(Data items)

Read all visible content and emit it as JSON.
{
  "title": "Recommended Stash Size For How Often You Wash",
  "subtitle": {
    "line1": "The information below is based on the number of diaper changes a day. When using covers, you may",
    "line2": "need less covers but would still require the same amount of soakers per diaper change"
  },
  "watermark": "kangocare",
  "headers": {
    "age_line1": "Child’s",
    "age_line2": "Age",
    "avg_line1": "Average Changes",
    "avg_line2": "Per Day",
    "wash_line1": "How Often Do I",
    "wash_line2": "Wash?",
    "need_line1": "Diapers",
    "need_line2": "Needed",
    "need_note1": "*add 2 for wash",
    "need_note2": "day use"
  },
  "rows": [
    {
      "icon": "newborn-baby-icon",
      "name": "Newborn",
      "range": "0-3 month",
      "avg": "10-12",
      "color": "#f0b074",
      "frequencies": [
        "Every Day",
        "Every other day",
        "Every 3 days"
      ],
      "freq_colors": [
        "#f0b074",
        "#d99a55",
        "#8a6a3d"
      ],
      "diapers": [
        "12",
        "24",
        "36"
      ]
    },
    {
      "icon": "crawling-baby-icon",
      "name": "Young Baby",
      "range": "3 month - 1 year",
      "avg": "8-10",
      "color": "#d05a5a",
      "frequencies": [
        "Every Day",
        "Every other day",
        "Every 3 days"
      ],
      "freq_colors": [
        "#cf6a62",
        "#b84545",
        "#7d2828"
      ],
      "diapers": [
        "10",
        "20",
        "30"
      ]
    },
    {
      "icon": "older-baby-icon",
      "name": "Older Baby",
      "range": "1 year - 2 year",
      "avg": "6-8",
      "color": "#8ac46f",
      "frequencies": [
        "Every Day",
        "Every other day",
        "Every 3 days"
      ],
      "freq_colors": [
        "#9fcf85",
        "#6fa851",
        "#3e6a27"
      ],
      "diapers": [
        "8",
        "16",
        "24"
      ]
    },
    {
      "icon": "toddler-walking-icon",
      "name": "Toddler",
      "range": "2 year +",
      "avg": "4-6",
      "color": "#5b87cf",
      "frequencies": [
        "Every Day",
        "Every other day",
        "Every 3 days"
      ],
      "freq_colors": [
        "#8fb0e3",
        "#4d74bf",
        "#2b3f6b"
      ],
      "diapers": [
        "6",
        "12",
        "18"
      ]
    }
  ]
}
...
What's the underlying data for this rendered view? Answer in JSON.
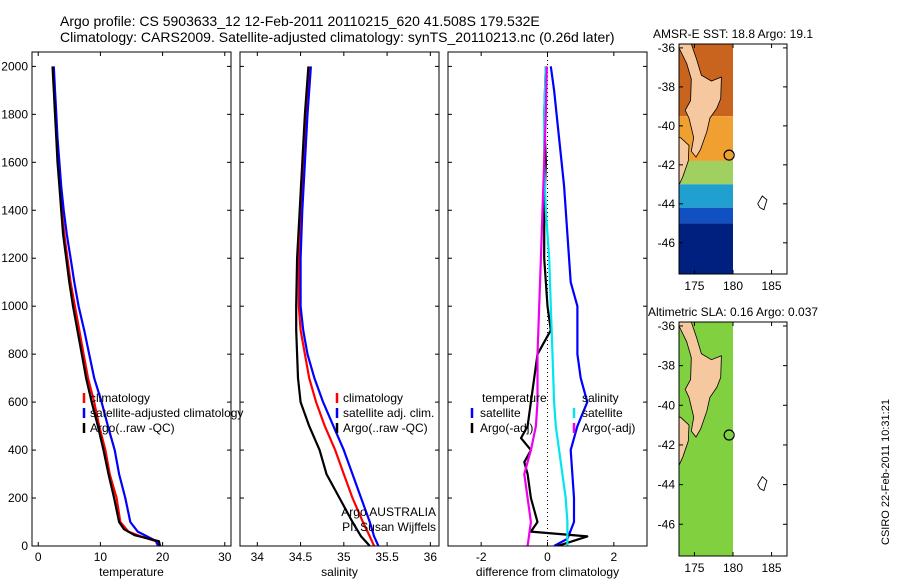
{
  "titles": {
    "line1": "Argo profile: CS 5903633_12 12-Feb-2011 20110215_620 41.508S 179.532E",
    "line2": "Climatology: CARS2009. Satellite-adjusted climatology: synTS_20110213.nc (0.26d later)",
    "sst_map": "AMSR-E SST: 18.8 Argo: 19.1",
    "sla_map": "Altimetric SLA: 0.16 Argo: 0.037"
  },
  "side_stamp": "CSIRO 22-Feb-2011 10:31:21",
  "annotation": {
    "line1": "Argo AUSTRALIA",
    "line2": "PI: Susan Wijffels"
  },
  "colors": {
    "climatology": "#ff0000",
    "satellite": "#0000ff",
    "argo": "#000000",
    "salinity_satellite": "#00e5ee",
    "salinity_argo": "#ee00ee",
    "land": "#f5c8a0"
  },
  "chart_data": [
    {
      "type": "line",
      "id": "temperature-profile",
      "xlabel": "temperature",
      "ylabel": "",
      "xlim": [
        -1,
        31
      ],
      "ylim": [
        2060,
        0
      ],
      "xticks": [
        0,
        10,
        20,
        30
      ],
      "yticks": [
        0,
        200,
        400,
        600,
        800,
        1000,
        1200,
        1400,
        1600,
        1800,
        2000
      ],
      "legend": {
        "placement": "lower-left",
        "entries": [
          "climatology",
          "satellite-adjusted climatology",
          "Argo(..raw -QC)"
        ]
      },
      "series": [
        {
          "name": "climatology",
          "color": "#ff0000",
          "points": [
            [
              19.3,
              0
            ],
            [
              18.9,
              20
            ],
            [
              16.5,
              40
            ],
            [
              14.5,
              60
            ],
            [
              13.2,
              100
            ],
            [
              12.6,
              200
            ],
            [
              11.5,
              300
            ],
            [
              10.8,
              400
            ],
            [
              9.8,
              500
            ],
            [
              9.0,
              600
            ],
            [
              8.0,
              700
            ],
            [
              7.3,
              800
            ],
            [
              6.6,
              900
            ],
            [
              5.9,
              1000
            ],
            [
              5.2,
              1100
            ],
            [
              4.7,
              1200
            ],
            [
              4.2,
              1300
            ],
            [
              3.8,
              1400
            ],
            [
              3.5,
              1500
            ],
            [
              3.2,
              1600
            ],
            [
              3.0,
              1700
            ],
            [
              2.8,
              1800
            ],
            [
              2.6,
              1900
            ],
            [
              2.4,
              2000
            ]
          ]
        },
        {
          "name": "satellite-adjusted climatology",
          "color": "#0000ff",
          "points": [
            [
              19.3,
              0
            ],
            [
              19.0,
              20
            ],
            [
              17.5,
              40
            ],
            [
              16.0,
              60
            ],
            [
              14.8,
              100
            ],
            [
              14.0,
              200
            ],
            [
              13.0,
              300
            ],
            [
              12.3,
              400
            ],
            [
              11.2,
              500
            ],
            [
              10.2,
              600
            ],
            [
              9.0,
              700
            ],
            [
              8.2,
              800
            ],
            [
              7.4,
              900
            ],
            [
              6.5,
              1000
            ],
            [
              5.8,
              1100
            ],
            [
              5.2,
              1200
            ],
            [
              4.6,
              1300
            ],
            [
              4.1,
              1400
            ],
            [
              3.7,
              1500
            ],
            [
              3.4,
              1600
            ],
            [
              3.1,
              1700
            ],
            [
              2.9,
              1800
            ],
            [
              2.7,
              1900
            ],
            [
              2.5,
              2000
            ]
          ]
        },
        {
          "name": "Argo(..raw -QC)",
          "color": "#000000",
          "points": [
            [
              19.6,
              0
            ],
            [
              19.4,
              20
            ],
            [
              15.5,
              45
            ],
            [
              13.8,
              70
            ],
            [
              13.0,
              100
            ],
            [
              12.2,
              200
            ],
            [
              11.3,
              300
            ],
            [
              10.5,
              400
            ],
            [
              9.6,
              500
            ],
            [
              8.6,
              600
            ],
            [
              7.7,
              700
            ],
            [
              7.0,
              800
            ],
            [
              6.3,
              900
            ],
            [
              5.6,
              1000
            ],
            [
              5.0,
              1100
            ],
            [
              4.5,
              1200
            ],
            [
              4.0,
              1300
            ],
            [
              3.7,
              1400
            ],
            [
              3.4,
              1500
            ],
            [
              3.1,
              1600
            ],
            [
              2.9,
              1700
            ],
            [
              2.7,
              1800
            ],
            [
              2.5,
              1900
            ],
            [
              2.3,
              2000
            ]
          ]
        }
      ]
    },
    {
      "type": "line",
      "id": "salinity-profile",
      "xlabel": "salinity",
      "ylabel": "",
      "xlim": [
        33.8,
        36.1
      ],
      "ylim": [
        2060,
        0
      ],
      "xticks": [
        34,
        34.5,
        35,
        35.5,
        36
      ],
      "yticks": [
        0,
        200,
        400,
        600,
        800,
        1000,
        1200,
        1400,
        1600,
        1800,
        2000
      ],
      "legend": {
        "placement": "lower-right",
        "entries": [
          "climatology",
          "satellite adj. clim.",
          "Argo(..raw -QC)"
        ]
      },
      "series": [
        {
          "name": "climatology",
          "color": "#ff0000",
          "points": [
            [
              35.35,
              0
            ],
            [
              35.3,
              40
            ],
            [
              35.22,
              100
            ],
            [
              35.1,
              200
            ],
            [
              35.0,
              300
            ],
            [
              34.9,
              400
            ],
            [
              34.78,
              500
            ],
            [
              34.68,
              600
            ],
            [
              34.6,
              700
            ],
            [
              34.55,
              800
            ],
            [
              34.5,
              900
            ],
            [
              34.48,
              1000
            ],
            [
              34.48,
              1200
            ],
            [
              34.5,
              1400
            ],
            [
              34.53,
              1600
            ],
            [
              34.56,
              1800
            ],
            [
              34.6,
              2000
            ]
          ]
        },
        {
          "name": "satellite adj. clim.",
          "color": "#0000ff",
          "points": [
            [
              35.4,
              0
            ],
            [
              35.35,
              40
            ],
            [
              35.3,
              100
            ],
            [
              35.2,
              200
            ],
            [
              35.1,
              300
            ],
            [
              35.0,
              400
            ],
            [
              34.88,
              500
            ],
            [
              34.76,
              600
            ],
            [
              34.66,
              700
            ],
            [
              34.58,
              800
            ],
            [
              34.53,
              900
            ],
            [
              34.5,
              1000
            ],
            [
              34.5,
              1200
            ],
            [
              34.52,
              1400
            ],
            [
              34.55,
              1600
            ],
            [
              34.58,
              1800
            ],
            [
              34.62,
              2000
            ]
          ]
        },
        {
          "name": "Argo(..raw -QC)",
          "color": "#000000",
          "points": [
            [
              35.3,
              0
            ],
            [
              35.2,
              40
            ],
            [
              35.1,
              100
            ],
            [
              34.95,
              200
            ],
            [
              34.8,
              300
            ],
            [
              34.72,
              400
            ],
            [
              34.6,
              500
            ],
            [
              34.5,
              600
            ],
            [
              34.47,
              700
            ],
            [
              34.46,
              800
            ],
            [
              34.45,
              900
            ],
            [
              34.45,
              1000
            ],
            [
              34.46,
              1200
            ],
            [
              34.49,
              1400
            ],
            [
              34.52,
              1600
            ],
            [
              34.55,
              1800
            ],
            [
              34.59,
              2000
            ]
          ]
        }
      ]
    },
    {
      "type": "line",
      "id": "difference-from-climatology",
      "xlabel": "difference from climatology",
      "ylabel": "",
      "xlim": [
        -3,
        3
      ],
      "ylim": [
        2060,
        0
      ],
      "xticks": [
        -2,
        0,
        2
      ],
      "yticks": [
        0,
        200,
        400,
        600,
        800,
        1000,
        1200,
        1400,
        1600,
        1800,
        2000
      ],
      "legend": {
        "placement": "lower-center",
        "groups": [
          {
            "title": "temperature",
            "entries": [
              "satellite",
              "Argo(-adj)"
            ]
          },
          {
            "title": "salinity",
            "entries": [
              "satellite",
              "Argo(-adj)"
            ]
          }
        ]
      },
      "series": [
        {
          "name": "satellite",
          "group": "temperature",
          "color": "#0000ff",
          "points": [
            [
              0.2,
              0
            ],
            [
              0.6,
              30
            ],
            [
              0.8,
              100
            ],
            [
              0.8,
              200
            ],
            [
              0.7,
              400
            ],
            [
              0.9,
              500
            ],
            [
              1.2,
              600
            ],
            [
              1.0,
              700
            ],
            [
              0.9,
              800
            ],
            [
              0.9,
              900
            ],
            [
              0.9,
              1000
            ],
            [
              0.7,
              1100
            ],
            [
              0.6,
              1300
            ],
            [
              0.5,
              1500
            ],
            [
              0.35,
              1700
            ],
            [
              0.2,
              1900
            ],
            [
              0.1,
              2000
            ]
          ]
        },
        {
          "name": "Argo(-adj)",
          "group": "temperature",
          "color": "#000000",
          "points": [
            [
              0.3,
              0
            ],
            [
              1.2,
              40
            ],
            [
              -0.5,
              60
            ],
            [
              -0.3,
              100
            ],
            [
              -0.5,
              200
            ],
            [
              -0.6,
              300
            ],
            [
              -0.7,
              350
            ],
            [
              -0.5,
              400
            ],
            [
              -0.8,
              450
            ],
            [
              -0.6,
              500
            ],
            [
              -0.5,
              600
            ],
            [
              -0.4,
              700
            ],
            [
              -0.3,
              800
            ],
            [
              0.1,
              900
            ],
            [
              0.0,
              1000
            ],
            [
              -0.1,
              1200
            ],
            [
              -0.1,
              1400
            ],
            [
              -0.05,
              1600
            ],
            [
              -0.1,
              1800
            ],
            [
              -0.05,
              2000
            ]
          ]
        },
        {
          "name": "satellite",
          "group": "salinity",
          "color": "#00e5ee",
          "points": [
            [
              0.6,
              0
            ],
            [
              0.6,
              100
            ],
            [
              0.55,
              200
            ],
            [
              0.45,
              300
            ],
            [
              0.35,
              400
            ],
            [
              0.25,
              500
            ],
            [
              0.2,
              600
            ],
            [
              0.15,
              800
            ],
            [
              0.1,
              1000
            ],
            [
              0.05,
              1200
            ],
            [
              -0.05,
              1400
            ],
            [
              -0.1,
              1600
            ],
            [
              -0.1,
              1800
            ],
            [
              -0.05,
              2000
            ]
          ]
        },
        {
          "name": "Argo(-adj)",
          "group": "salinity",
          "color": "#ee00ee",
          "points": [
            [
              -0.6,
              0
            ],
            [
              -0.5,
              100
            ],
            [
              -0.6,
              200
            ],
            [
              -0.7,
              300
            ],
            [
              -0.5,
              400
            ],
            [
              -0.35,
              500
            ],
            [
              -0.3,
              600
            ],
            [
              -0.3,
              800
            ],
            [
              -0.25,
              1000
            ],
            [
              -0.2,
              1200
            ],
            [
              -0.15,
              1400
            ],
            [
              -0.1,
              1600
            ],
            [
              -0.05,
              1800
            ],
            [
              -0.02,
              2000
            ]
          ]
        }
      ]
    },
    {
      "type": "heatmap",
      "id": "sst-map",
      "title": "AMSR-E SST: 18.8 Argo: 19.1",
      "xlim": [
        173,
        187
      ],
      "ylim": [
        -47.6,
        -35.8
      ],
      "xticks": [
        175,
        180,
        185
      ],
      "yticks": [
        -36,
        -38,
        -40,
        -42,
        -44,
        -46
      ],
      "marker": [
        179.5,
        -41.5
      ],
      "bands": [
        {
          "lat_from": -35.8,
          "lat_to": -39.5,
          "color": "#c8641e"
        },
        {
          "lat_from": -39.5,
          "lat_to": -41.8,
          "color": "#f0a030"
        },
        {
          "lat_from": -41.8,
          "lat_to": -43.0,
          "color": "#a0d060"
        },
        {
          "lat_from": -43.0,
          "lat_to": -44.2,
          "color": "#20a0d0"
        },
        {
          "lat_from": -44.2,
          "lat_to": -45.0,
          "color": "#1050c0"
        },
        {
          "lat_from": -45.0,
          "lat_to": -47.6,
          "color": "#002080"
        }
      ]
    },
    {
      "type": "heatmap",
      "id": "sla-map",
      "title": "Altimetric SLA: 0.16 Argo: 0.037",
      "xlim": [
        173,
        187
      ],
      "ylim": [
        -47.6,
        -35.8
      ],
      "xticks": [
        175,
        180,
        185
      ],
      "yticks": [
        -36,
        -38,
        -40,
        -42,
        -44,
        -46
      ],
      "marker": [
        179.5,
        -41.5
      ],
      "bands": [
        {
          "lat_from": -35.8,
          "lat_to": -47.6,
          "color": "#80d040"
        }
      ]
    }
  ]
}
---
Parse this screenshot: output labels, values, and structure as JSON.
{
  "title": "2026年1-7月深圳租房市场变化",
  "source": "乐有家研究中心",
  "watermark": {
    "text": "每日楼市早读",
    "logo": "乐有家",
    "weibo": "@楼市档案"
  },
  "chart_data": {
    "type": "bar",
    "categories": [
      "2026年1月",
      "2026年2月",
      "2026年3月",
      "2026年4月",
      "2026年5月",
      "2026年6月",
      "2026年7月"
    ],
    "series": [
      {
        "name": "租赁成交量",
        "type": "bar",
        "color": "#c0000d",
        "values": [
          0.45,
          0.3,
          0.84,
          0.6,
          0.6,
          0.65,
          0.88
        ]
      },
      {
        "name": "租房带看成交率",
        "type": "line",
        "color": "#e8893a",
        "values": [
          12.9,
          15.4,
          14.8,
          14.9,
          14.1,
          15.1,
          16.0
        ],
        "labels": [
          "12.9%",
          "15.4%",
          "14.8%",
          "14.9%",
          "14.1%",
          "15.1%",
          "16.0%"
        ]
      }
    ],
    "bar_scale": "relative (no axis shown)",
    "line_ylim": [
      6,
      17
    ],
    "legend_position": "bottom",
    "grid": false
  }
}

• JOB: List the lines of the entries that include "Often".

• FULL SOLUTION:
  "title": "Recommended Stash Size For How Often You Wash",
    "wash_line1": "How Often Do I",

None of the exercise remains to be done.